_Directions for this task_
Show all lines holding "subtitle".
# # # #
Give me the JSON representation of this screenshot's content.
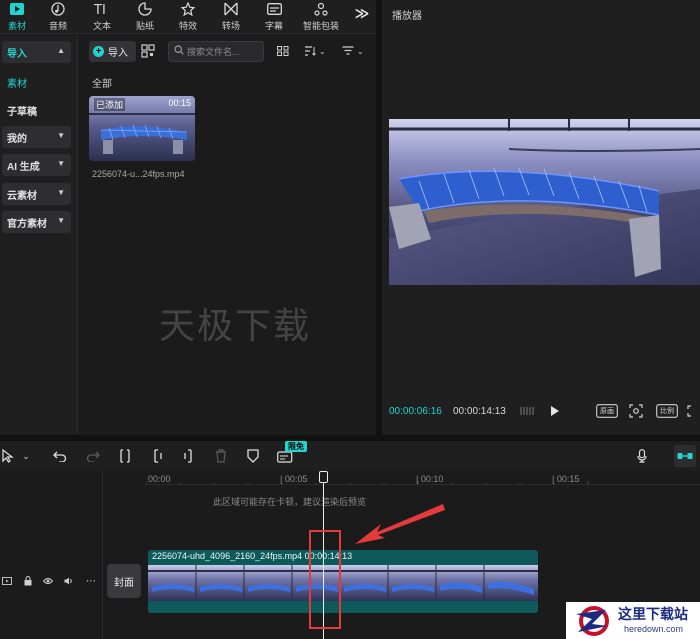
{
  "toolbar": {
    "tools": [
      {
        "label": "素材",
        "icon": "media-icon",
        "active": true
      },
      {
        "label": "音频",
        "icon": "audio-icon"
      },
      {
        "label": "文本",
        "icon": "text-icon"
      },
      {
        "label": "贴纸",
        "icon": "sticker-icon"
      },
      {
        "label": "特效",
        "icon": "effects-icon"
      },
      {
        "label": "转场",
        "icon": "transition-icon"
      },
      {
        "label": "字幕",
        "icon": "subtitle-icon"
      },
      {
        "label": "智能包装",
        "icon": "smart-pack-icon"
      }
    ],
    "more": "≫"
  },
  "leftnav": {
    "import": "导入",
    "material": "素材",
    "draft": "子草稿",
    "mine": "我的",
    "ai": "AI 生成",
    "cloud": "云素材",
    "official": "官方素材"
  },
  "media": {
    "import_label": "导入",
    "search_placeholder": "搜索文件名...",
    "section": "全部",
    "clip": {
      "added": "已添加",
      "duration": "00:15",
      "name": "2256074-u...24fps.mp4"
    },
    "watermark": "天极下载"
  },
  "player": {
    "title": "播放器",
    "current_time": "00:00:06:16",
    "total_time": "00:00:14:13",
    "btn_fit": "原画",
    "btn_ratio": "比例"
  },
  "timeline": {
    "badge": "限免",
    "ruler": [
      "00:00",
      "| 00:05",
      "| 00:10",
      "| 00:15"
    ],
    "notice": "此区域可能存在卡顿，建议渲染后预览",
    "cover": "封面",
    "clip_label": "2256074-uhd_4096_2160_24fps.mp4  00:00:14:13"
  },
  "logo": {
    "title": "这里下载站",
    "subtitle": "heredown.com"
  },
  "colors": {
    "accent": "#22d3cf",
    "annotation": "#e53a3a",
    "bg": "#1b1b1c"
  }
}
# # # #
_Written response_
        "icon": "subtitle-icon"
    "subtitle": "heredown.com"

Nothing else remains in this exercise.